- TASK DESCRIPTION
Write out the listing exactly as it is given.

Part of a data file

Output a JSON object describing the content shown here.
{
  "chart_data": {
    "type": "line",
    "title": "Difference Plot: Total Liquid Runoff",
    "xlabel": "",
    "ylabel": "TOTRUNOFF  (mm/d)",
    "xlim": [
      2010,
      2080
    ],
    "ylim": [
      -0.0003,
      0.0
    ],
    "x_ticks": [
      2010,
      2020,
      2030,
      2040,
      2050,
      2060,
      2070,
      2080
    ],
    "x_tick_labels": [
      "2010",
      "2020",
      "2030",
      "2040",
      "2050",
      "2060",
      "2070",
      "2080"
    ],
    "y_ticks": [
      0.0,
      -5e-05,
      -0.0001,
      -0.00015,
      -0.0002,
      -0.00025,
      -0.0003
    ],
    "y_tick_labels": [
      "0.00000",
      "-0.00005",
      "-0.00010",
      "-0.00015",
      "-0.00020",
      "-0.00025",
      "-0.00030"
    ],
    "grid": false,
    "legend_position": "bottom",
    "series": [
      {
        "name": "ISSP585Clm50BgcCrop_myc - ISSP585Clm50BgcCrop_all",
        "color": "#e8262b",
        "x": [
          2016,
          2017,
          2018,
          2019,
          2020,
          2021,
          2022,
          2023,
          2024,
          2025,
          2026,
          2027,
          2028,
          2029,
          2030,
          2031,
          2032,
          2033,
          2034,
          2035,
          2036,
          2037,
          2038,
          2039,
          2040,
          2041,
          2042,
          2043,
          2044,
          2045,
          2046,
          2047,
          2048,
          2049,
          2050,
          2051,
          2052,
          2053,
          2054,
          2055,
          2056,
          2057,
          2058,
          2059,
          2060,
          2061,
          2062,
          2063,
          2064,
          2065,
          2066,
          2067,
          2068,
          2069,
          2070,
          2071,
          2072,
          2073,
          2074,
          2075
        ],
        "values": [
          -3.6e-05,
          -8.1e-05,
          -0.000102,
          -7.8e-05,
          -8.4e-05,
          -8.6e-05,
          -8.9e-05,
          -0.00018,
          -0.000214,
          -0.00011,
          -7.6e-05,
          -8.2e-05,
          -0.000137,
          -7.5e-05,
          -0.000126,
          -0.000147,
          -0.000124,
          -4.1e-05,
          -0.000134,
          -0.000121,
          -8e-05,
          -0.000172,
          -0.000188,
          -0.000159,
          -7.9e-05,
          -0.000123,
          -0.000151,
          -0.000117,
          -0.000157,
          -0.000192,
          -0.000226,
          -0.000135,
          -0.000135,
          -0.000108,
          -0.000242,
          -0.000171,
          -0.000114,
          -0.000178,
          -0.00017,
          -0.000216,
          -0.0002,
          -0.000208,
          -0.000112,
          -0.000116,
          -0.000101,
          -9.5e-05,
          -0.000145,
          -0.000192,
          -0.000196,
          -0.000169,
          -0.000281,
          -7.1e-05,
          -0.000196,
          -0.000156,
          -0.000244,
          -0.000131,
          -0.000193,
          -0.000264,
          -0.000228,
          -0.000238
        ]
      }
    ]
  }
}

- FINISHED TASK
Output a JSON object describing the content shown here.
{
  "chart_data": {
    "type": "line",
    "title": "Difference Plot: Total Liquid Runoff",
    "xlabel": "",
    "ylabel": "TOTRUNOFF  (mm/d)",
    "xlim": [
      2010,
      2080
    ],
    "ylim": [
      -0.0003,
      0.0
    ],
    "x_ticks": [
      2010,
      2020,
      2030,
      2040,
      2050,
      2060,
      2070,
      2080
    ],
    "x_tick_labels": [
      "2010",
      "2020",
      "2030",
      "2040",
      "2050",
      "2060",
      "2070",
      "2080"
    ],
    "y_ticks": [
      0.0,
      -5e-05,
      -0.0001,
      -0.00015,
      -0.0002,
      -0.00025,
      -0.0003
    ],
    "y_tick_labels": [
      "0.00000",
      "-0.00005",
      "-0.00010",
      "-0.00015",
      "-0.00020",
      "-0.00025",
      "-0.00030"
    ],
    "grid": false,
    "legend_position": "bottom",
    "series": [
      {
        "name": "ISSP585Clm50BgcCrop_myc - ISSP585Clm50BgcCrop_all",
        "color": "#e8262b",
        "x": [
          2016,
          2017,
          2018,
          2019,
          2020,
          2021,
          2022,
          2023,
          2024,
          2025,
          2026,
          2027,
          2028,
          2029,
          2030,
          2031,
          2032,
          2033,
          2034,
          2035,
          2036,
          2037,
          2038,
          2039,
          2040,
          2041,
          2042,
          2043,
          2044,
          2045,
          2046,
          2047,
          2048,
          2049,
          2050,
          2051,
          2052,
          2053,
          2054,
          2055,
          2056,
          2057,
          2058,
          2059,
          2060,
          2061,
          2062,
          2063,
          2064,
          2065,
          2066,
          2067,
          2068,
          2069,
          2070,
          2071,
          2072,
          2073,
          2074,
          2075
        ],
        "values": [
          -3.6e-05,
          -8.1e-05,
          -0.000102,
          -7.8e-05,
          -8.4e-05,
          -8.6e-05,
          -8.9e-05,
          -0.00018,
          -0.000214,
          -0.00011,
          -7.6e-05,
          -8.2e-05,
          -0.000137,
          -7.5e-05,
          -0.000126,
          -0.000147,
          -0.000124,
          -4.1e-05,
          -0.000134,
          -0.000121,
          -8e-05,
          -0.000172,
          -0.000188,
          -0.000159,
          -7.9e-05,
          -0.000123,
          -0.000151,
          -0.000117,
          -0.000157,
          -0.000192,
          -0.000226,
          -0.000135,
          -0.000135,
          -0.000108,
          -0.000242,
          -0.000171,
          -0.000114,
          -0.000178,
          -0.00017,
          -0.000216,
          -0.0002,
          -0.000208,
          -0.000112,
          -0.000116,
          -0.000101,
          -9.5e-05,
          -0.000145,
          -0.000192,
          -0.000196,
          -0.000169,
          -0.000281,
          -7.1e-05,
          -0.000196,
          -0.000156,
          -0.000244,
          -0.000131,
          -0.000193,
          -0.000264,
          -0.000228,
          -0.000238
        ]
      }
    ]
  }
}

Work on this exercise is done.